____ Provided records

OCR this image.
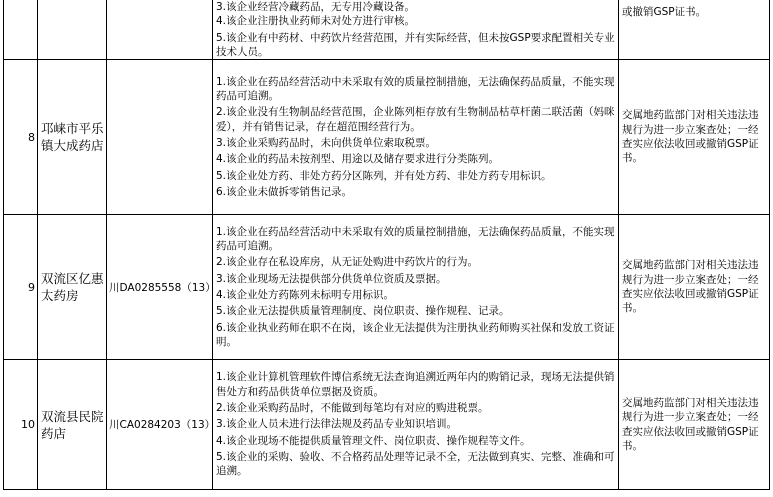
3.该企业经营冷藏药品，无专用冷藏设备。

4.该企业注册执业药师未对处方进行审核。

5.该企业有中药材、中药饮片经营范围，并有实际经营，但未按GSP要求配置相关专业技术人员。

或撤销GSP证书。
8
邛崃市平乐镇大成药店

1.该企业在药品经营活动中未采取有效的质量控制措施，无法确保药品质量，不能实现药品可追溯。

2.该企业没有生物制品经营范围，企业陈列柜存放有生物制品枯草杆菌二联活菌（妈咪爱），并有销售记录，存在超范围经营行为。

3.该企业采购药品时，未向供货单位索取税票。

4.该企业的药品未按剂型、用途以及储存要求进行分类陈列。

5.该企业处方药、非处方药分区陈列，并有处方药、非处方药专用标识。

6.该企业未做拆零销售记录。

交属地药监部门对相关违法违规行为进一步立案查处；一经查实应依法收回或撤销GSP证书。
9
双流区亿惠太药房
川DA0285558（13）

1.该企业在药品经营活动中未采取有效的质量控制措施，无法确保药品质量，不能实现药品可追溯。

2.该企业存在私设库房，从无证处购进中药饮片的行为。

3.该企业现场无法提供部分供货单位资质及票据。

4.该企业处方药陈列未标明专用标识。

5.该企业无法提供质量管理制度、岗位职责、操作规程、记录。

6.该企业执业药师在职不在岗，该企业无法提供为注册执业药师购买社保和发放工资证明。

交属地药监部门对相关违法违规行为进一步立案查处；一经查实应依法收回或撤销GSP证书。
10
双流县民院药店
川CA0284203（13）

1.该企业计算机管理软件博信系统无法查询追溯近两年内的购销记录，现场无法提供销售处方和药品供货单位票据及资质。

2.该企业采购药品时，不能做到每笔均有对应的购进税票。

3.该企业人员未进行法律法规及药品专业知识培训。

4.该企业现场不能提供质量管理文件、岗位职责、操作规程等文件。

5.该企业的采购、验收、不合格药品处理等记录不全，无法做到真实、完整、准确和可追溯。

交属地药监部门对相关违法违规行为进一步立案查处；一经查实应依法收回或撤销GSP证书。
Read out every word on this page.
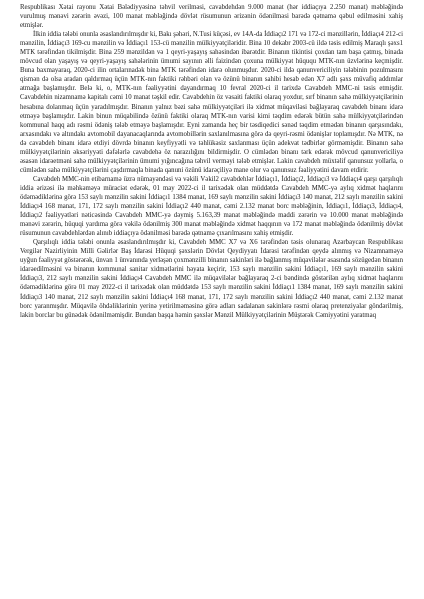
Respublikası Xətai rayonu Xətai Bələdiyyəsinə təhvil verilməsi, cavabdehdən 9.000 manat (hər iddiaçıya 2.250 manat) məbləğində vurulmuş mənəvi zərərin əvəzi, 100 manat məbləğində dövlət rüsumunun ərizənin ödənilməsi barədə qətnamə qəbul edilməsini xahiş etmişlər.

İlkin iddia tələbi onunla əsaslandırılmışdır ki, Bakı şəhəri, N.Tusi küçəsi, ev 14A-da İddiaçı2 171 və 172-ci mənzillərin, İddiaçı4 212-ci mənzilin, İddiaçı3 169-cu mənzilin və İddiaçı1 153-cü mənzilin mülkiyyətçiləridir. Bina 10 dekabr 2003-cü ildə təsis edilmiş Maraqlı şəxs1 MTK tərəfindən tikilmişdir. Bina 259 mənzildən və 1 qeyri-yaşayış sahəsindən ibarətdir. Binanın tikintisi çoxdan tam başa çatmış, binada mövcud olan yaşayış və qeyri-yaşayış sahələrinin ümumi sayının əlli faizindən çoxuna mülkiyyət hüququ MTK-nın üzvlərinə keçmişdir. Buna baxmayaraq, 2020-ci ilin ortalarınadək bina MTK tərəfindən idarə olunmuşdur. 2020-ci ildə qanunvericiliyin tələbinin pozulmasını qismən də olsa aradan qaldırmaq üçün MTK-nın faktiki rəhbəri olan və özünü binanın sahibi hesab edən X7 adlı şəxs müvafiq addımlar atmağa başlamışdır. Belə ki, o, MTK-nın fəaliyyətini dayandırmaq 10 fevral 2020-ci il tarixdə Cavabdeh MMC-ni təsis etmişdir. Cavabdehin nizamnamə kapitalı cəmi 10 manat təşkil edir. Cavabdehin öz vəsaiti faktiki olaraq yoxdur, sırf binanın sahə mülkiyyətçilərinin hesabına dolanmaq üçün yaradılmışdır. Binanın yalnız bəzi sahə mülkiyyətçiləri ilə xidmət müqaviləsi bağlayaraq cavabdeh binanı idarə etməyə başlamışdır. Lakin binun müqabilində özünü faktiki olaraq MTK-nın varisi kimi təqdim edərək bütün sahə mülkiyyətçilərindən kommunal haqq adı rəsmi ödəniş tələb etməyə başlamışdır. Eyni zamanda heç bir təsdiqedici sənəd təqdim etmədən binanın qarşısındakı, arxasındakı və altındakı avtomobil dayanacaqlarında avtomobillərin saxlanılmasına görə də qeyri-rəsmi ödənişlər toplamışdır. Nə MTK, nə də cavabdeh binanı idarə etdiyi dövrdə binanın keyfiyyətli və təhlükəsiz saxlanması üçün adekvat tədbirlər görməmişdir. Binanın sahə mülkiyyətçilərinin əksəriyyəti dəfələrlə cavabdehə öz narazılığını bildirmişdir. O cümlədən binanı tərk edərək mövcud qanunvericiliyə əsasən idarəetməni sahə mülkiyyətçilərinin ümumi yığıncağına təhvil verməyi tələb etmişlər. Lakin cavabdeh müxtəlif qanunsuz yollarla, o cümlədən sahə mülkiyyətçilərini çaşdırmaqla binada qanuni özünü idarəçiliyə mane olur və qanunsuz fəaliyyətini davam etdirir.

Cavabdeh MMC-nin etibarnamə üzrə nümayəndəsi və vəkili Vəkil2 cavabdehlər İddiaçı1, İddiaçı2, İddiaçı3 və İddiaçı4 qarşı qarşılıqlı iddia ərizəsi ilə məhkəməyə müraciət edərək, 01 may 2022-ci il tarixədək olan müddətdə Cavabdeh MMC-yə aylıq xidmət haqlarını ödəmədiklərinə görə 153 saylı mənzilin sakini İddiaçı1 1384 manat, 169 saylı mənzilin sakini İddiaçı3 140 manat, 212 saylı mənzilin sakini İddiaçı4 168 manat, 171, 172 saylı mənzilin sakini İddiaçı2 440 manat, cəmi 2.132 manat borc məbləğinin, İddiaçı1, İddiaçı3, İddiaçı4, İddiaçı2 fəaliyyətləri nəticəsində Cavabdeh MMC-yə dəymiş 5.163,39 manat məbləğində maddi zərərin və 10.000 manat məbləğində mənəvi zərərin, hüquqi yardıma görə vəkilə ödənilmiş 300 manat məbləğində xidmət haqqının və 172 manat məbləğində ödənilmiş dövlət rüsumunun cavabdehlərdən alınıb iddiaçıya ödənilməsi barədə qətnamə çıxarılmasını xahiş etmişdir.

Qarşılıqlı iddia tələbi onunla əsaslandırılmışdır ki, Cavabdeh MMC X7 və X6 tərəfindən təsis olunaraq Azərbaycan Respublikası Vergilər Nazirliyinin Milli Gəlirlər Baş İdarəsi Hüquqi şəxslərin Dövlət Qeydiyyatı İdarəsi tərəfindən qeydə alınmış və Nizamnaməyə uyğun fəaliyyət göstərərək, ünvan 1 ünvanında yerləşən çoxmənzilli binanın sakinləri ilə bağlanmış müqavilələr əsasında sözügedən binanın idarəedilməsini və binanın kommunal sanitar xidmətlərini həyata keçirir, 153 saylı mənzilin sakini İddiaçı1, 169 saylı mənzilin sakini İddiaçı3, 212 saylı mənzilin sakini İddiaçı4 Cavabdeh MMC ilə müqavilələr bağlayaraq 2-ci bəndində göstərilən aylıq xidmət haqlarını ödəmədiklərinə görə 01 may 2022-ci il tarixədək olan müddətdə 153 saylı mənzilin sakini İddiaçı1 1384 manat, 169 saylı mənzilin sakini İddiaçı3 140 manat, 212 saylı mənzilin sakini İddiaçı4 168 manat, 171, 172 saylı mənzilin sakini İddiaçı2 440 manat, cəmi 2.132 manat borc yaranmışdır. Müqavilə öhdəliklərinin yerinə yetirilməməsinə görə adları sadalanan sakinlərə rəsmi olaraq pretenziyalar göndərilmiş, lakin borclar bu günədək ödənilməmişdir. Bundan başqa həmin şəxslər Mənzil Mülkiyyətçilərinin Müştərək Cəmiyyətini yaratmaq
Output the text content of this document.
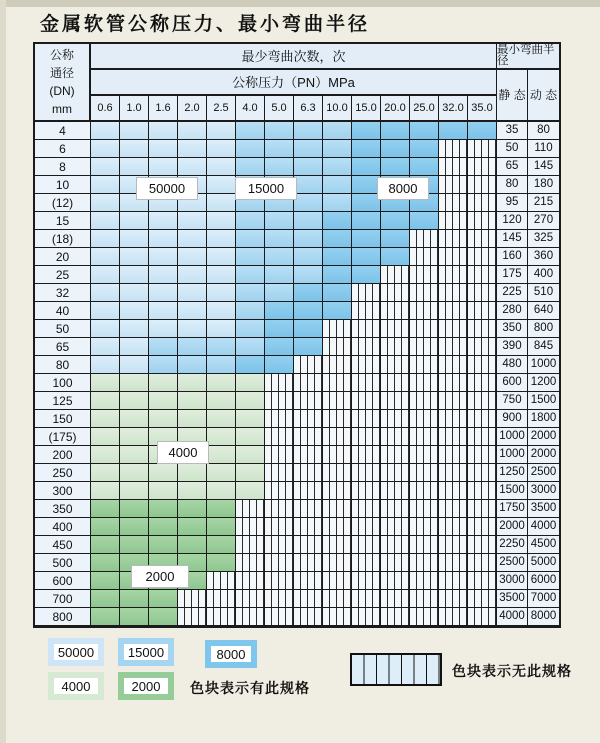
金属软管公称压力、最小弯曲半径
公称
通径
(DN)
mm
最少弯曲次数，次	最小弯曲半径
公称压力（PN）MPa
静 态 动 态
0.6	1.0	1.6	2.0	2.5	4.0	5.0	6.3 10.0 15.0 20.0 25.0 32.0 35.0
4	35	80
6	50	110
8	65	145
10	80	180
(12)	95	215
15	120	270
(18)	145	325
20	160	360
25	175	400
32	225	510
40	280	640
50	350	800
65	390	845
80	480 1000
100	600 1200
125	750 1500
150	900 1800
(175)	1000 2000
200	1000 2000
250	1250 2500
300	1500 3000
350	1750 3500
400	2000 4000
450	2250 4500
500	2500 5000
600	3000 6000
700	3500 7000
800	4000 8000
50000	15000	8000
4000
2000
色块表示有此规格
色块表示无此规格
50000	15000	8000
4000	2000
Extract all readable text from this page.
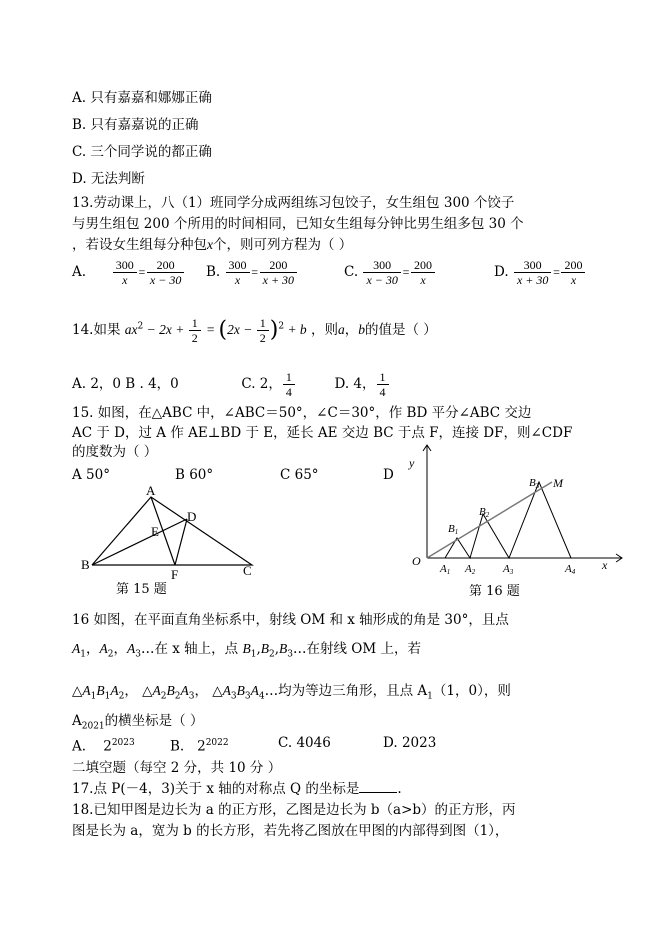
A. 只有嘉嘉和娜娜正确
B. 只有嘉嘉说的正确
C. 三个同学说的都正确
D. 无法判断
13.劳动课上，八（1）班同学分成两组练习包饺子，女生组包 300 个饺子
与男生组包 200 个所用的时间相同，已知女生组每分钟比男生组多包 30 个
，若设女生组每分种包x个，则可列方程为（ ）
A. $\frac{300}{x} = \frac{200}{x - 30} B$. $\frac{300}{x} = \frac{200}{x + 30}$	C. $\frac{300}{x - 30} = \frac{200}{x}$	D. $\frac{300}{x + 30} = \frac{200}{x}$
14.如果 $ax^2 - 2x + \frac{1}{2} = (2x - \frac{1}{2} )^2 + b$ ，则a，b的值是（ ）
A. 2，0 B . 4，0	C. 2， $\frac{1}{4}$	D. 4， $\frac{1}{4}$
15. 如图，在△ABC 中，∠ABC＝50°，∠C＝30°，作 BD 平分∠ABC 交边
AC 于 D，过 A 作 AE⊥BD 于 E，延长 AE 交边 BC 于点 F，连接 DF，则∠CDF
的度数为（ ）
A 50°	B 60°	C 65°	D
A
B	C
D
E
F
第 15 题
y
x
O
M
A1 A2	A3	A4
B1
B2
B3
第 16 题
16 如图，在平面直角坐标系中，射线 OM 和 x 轴形成的角是 30°，且点
$A_1$，$A_2$，$A_3\dots$在 x 轴上，点 $B_1,B_2,B_3\dots$在射线 OM 上，若
$\triangle A_1B_1A_2$， $\triangle A_2B_2A_3$， $\triangle A_3B_3A_4\dots$均为等边三角形，且点 $A_1(1$，0），则
$A_{2021}$的横坐标是（ ）
A. $2^{2023}$	B. $2^{2022}$	C. 4046	D. 2023
二填空题（每空 2 分，共 10 分 ）
17.点 P(－4，3)关于 x 轴的对称点 Q 的坐标是	.
18.已知甲图是边长为 a 的正方形，乙图是边长为 b（a>b）的正方形，丙
图是长为 a，宽为 b 的长方形，若先将乙图放在甲图的内部得到图（1），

________

» Written problem
Pull out each line holding the string "frac".

» Complete answer
A. $\frac{300}{x} = \frac{200}{x - 30} B$. $\frac{300}{x} = \frac{200}{x + 30}$	C. $\frac{300}{x - 30} = \frac{200}{x}$	D. $\frac{300}{x + 30} = \frac{200}{x}$
14.如果 $ax^2 - 2x + \frac{1}{2} = (2x - \frac{1}{2} )^2 + b$ ，则a，b的值是（ ）
A. 2，0 B . 4，0	C. 2， $\frac{1}{4}$	D. 4， $\frac{1}{4}$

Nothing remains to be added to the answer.